[BEGIN Exercise input]

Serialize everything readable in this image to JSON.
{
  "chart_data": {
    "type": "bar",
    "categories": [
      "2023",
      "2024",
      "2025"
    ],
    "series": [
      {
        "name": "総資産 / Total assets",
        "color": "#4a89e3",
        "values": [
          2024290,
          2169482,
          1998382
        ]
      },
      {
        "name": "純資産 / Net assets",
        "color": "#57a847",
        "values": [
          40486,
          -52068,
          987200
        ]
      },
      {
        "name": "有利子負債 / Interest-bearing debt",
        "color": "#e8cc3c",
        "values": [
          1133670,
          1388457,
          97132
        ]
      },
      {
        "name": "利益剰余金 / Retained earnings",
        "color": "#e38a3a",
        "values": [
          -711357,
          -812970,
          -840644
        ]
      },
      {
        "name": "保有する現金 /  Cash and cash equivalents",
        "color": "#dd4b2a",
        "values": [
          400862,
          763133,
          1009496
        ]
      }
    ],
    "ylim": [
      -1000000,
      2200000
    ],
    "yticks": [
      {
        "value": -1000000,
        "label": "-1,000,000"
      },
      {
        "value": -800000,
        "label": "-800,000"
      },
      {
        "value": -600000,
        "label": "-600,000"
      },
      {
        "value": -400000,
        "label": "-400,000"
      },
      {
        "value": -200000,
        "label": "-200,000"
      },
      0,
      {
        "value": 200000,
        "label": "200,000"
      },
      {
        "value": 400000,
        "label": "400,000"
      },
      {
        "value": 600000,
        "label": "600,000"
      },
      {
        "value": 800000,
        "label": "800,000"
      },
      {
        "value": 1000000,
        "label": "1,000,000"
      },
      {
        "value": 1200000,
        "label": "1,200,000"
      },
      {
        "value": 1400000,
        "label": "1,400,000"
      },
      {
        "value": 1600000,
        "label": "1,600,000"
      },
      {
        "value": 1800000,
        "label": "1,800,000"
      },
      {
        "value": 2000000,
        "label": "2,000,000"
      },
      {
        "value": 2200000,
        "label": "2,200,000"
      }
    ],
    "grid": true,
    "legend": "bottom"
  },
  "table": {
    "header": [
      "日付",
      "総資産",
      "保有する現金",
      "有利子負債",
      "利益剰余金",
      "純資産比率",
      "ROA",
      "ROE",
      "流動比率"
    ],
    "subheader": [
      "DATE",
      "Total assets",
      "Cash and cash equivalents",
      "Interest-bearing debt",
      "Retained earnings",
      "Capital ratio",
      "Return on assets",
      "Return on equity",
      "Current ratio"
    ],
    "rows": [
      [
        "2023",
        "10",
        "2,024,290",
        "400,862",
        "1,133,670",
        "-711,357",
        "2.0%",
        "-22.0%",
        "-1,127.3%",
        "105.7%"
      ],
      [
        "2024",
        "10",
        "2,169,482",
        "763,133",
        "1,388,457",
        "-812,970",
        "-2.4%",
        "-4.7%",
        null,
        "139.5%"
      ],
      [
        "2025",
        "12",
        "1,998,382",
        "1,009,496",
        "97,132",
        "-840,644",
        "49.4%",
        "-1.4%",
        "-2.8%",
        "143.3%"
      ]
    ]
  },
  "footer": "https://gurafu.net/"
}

[END Exercise input]
[BEGIN Exercise input]

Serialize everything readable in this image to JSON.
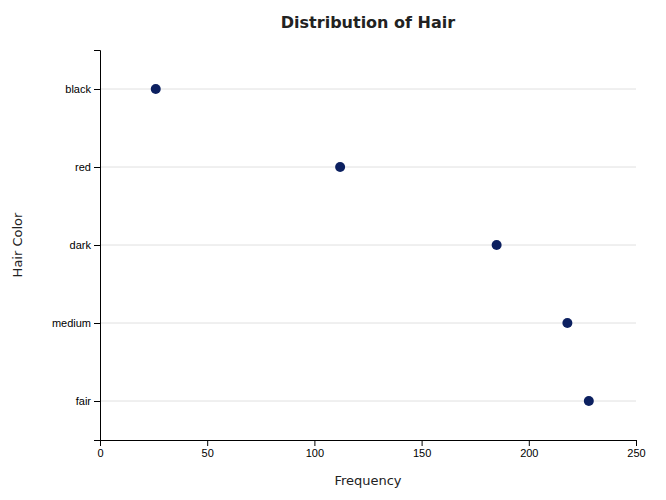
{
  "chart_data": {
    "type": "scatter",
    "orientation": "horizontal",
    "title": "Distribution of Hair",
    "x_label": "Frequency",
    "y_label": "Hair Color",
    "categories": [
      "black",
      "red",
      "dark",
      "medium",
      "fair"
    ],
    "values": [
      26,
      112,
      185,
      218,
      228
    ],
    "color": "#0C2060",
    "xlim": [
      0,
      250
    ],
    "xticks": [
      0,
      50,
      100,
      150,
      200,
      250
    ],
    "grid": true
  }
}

[END Exercise input]

Go through the records and copy each line with "保有する現金" in it.

Complete answer:
        "name": "保有する現金 /  Cash and cash equivalents",
      "保有する現金",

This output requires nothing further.